* **Excerpted records**:
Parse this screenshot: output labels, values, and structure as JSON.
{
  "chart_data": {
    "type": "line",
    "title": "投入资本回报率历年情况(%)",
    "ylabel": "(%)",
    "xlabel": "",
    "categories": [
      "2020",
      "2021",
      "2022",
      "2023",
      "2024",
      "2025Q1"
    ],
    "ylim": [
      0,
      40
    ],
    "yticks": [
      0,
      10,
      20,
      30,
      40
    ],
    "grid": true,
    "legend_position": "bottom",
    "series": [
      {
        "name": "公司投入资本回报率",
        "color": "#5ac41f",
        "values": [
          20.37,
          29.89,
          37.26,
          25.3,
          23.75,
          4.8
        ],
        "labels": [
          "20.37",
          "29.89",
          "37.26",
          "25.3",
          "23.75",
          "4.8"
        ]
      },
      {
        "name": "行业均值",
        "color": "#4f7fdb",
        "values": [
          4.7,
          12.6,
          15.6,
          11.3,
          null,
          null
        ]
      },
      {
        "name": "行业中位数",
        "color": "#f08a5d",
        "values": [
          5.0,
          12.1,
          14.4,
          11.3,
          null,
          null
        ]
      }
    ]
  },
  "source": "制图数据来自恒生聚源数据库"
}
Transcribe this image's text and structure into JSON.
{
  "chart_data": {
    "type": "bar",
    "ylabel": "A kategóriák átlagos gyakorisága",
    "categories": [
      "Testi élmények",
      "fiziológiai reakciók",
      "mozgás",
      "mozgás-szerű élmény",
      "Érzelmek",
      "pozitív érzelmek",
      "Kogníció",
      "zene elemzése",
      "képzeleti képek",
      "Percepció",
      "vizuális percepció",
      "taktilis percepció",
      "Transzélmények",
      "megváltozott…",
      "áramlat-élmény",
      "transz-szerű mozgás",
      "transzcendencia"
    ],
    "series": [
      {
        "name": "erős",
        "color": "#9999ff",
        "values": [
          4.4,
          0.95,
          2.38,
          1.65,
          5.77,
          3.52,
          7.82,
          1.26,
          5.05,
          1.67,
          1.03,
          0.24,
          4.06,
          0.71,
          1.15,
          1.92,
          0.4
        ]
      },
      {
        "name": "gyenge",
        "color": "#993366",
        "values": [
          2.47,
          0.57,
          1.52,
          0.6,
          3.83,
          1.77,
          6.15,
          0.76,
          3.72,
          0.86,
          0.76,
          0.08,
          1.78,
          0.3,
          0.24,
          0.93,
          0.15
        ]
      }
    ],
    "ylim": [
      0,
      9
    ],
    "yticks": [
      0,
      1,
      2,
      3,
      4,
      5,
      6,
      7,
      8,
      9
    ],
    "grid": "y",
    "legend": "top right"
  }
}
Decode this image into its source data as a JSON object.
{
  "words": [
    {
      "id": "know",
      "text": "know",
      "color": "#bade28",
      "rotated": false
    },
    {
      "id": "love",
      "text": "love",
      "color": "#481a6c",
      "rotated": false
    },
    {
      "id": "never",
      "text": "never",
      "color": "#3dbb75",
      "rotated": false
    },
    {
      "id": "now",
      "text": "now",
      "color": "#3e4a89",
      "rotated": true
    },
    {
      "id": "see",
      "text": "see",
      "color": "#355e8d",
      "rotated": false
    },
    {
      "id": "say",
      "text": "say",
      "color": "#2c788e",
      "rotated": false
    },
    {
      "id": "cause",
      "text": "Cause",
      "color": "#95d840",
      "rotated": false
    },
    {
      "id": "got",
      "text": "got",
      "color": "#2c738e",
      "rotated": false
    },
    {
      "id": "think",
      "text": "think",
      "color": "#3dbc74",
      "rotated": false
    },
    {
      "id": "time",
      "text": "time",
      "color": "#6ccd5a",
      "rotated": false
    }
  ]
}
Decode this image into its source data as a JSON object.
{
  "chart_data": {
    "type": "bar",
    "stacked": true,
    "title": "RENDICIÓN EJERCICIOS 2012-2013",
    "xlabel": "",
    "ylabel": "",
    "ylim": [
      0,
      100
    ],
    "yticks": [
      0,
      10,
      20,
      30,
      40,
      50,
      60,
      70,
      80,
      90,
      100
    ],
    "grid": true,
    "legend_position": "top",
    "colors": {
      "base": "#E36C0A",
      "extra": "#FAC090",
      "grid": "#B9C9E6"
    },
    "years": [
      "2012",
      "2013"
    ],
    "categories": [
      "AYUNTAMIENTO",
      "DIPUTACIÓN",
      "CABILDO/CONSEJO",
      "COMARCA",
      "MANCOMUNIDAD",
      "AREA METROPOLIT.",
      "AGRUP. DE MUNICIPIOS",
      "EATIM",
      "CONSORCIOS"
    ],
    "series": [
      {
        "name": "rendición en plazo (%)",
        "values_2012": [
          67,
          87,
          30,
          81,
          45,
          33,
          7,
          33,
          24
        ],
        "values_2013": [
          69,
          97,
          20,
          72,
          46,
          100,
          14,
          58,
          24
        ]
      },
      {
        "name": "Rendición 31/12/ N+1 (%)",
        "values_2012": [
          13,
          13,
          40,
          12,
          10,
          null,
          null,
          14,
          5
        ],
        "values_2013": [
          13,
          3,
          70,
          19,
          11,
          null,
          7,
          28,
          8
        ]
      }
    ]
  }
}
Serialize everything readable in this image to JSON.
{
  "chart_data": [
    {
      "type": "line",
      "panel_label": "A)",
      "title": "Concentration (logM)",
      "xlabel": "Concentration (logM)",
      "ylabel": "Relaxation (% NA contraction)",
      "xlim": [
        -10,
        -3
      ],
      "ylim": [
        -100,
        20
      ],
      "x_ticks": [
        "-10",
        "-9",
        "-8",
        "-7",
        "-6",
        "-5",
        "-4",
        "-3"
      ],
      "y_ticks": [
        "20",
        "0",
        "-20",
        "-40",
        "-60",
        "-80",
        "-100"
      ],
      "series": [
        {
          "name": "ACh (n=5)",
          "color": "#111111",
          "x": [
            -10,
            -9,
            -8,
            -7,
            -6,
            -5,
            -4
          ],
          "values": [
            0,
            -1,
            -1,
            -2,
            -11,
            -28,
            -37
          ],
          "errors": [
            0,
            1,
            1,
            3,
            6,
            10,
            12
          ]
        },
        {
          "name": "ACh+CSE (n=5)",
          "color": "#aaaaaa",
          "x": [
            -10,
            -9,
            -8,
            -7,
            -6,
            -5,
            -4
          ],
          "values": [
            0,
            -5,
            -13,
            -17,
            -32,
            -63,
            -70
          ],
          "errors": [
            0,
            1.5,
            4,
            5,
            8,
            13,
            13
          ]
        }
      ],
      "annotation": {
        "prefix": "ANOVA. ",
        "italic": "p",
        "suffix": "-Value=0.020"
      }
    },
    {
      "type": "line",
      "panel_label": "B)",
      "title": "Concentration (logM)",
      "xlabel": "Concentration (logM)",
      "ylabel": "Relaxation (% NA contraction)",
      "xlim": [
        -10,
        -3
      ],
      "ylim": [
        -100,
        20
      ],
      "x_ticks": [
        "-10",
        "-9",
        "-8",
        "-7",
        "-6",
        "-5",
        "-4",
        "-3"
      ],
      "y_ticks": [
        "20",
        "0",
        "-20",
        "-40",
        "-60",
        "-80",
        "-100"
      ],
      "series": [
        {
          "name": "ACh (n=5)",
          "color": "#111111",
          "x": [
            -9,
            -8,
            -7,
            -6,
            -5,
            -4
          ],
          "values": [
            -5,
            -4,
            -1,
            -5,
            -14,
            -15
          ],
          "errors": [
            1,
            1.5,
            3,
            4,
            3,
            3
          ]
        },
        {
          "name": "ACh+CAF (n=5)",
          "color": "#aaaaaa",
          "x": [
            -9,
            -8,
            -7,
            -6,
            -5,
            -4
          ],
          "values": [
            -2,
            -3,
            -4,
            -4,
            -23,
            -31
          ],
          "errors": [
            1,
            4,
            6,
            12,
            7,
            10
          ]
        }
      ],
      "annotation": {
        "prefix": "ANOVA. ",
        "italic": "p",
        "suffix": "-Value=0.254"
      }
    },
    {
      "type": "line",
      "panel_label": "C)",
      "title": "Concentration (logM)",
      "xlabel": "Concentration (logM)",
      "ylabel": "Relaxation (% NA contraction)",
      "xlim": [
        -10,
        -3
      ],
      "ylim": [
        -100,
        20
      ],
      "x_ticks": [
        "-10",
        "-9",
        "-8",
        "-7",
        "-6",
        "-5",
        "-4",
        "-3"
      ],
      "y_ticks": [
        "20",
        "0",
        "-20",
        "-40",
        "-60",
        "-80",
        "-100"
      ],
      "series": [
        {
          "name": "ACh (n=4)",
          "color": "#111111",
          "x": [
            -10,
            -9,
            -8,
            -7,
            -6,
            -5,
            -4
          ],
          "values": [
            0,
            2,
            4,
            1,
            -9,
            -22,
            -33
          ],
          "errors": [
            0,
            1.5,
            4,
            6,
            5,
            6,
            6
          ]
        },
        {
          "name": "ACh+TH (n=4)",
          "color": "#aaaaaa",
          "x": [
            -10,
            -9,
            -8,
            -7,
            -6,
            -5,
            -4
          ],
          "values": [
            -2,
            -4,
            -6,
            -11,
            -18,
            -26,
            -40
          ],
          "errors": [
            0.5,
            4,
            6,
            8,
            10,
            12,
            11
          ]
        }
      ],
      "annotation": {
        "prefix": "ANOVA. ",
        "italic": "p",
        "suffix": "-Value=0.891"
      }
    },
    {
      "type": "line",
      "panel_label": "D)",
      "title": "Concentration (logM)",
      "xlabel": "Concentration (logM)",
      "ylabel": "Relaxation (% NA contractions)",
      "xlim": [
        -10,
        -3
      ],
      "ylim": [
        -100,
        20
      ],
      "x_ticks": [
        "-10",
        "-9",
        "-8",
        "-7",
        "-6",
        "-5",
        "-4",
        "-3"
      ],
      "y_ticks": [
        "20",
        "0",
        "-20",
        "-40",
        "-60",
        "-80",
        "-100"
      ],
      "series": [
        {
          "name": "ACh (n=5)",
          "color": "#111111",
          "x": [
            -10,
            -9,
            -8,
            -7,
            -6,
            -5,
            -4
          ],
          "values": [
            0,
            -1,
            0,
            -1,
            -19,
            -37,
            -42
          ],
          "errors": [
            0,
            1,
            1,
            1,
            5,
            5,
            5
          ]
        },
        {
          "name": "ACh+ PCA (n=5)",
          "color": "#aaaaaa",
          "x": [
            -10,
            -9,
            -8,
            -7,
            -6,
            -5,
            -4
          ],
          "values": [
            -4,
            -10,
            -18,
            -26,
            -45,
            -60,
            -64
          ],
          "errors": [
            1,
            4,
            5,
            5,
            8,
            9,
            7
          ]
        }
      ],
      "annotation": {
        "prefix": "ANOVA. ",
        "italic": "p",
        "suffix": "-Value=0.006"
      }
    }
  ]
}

* **Problem to work on**: Where a line above holds the string "suffix", show that line.

* **Finished exercise**:
        "suffix": "-Value=0.020"
        "suffix": "-Value=0.254"
        "suffix": "-Value=0.891"
        "suffix": "-Value=0.006"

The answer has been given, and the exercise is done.